→ **Requirements**
Copy the data that follows exactly. Include no pictures.

→ **Source records**
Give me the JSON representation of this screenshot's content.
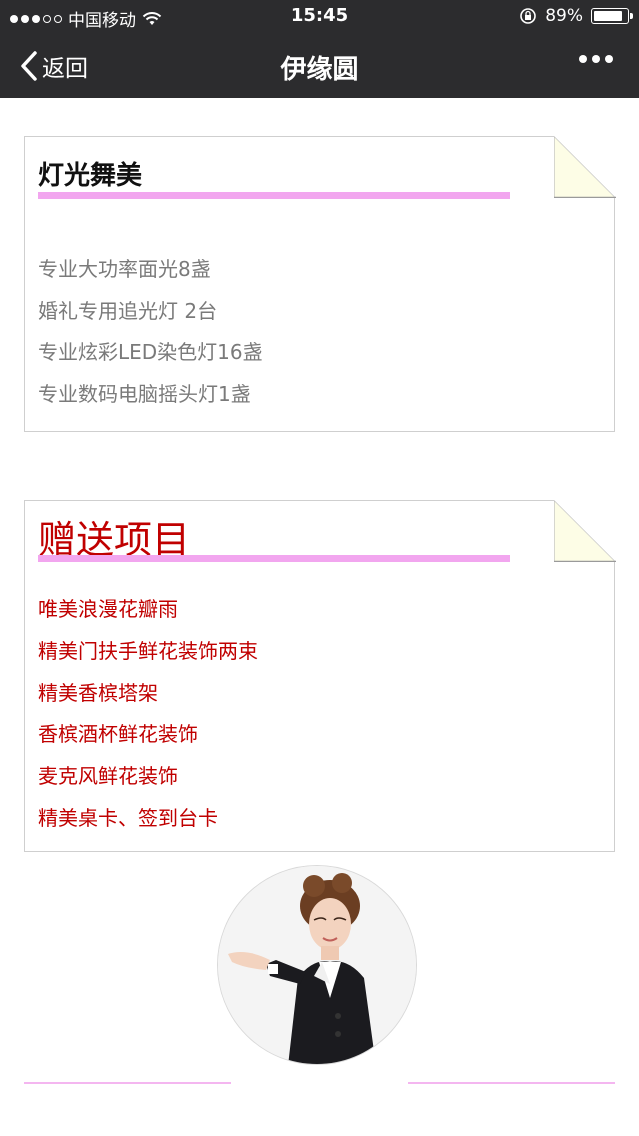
{
  "status_bar": {
    "carrier": "中国移动",
    "time": "15:45",
    "battery": "89%",
    "battery_level": 0.89,
    "icons": [
      "signal-dots",
      "wifi-icon",
      "rotation-lock-icon",
      "battery-icon"
    ]
  },
  "nav": {
    "back_label": "返回",
    "title": "伊缘圆",
    "icons": [
      "chevron-left-icon",
      "more-dots-icon"
    ]
  },
  "lighting": {
    "title": "灯光舞美",
    "items": [
      "专业大功率面光8盏",
      "婚礼专用追光灯 2台",
      "专业炫彩LED染色灯16盏",
      "专业数码电脑摇头灯1盏"
    ]
  },
  "gifts": {
    "title": "赠送项目",
    "items": [
      "唯美浪漫花瓣雨",
      "精美门扶手鲜花装饰两束",
      "精美香槟塔架",
      "香槟酒杯鲜花装饰",
      "麦克风鲜花装饰",
      "精美桌卡、签到台卡"
    ]
  },
  "colors": {
    "bar_background": "#2c2c2e",
    "underline": "#f2a6ef",
    "gift_text": "#c00000",
    "fold_fill": "#fdfde6"
  }
}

→ **Solution to the problem**
Give me the JSON representation of this screenshot's content.
{
  "status_bar": {
    "carrier": "中国移动",
    "time": "15:45",
    "battery": "89%",
    "battery_level": 0.89,
    "icons": [
      "signal-dots",
      "wifi-icon",
      "rotation-lock-icon",
      "battery-icon"
    ]
  },
  "nav": {
    "back_label": "返回",
    "title": "伊缘圆",
    "icons": [
      "chevron-left-icon",
      "more-dots-icon"
    ]
  },
  "lighting": {
    "title": "灯光舞美",
    "items": [
      "专业大功率面光8盏",
      "婚礼专用追光灯 2台",
      "专业炫彩LED染色灯16盏",
      "专业数码电脑摇头灯1盏"
    ]
  },
  "gifts": {
    "title": "赠送项目",
    "items": [
      "唯美浪漫花瓣雨",
      "精美门扶手鲜花装饰两束",
      "精美香槟塔架",
      "香槟酒杯鲜花装饰",
      "麦克风鲜花装饰",
      "精美桌卡、签到台卡"
    ]
  },
  "colors": {
    "bar_background": "#2c2c2e",
    "underline": "#f2a6ef",
    "gift_text": "#c00000",
    "fold_fill": "#fdfde6"
  }
}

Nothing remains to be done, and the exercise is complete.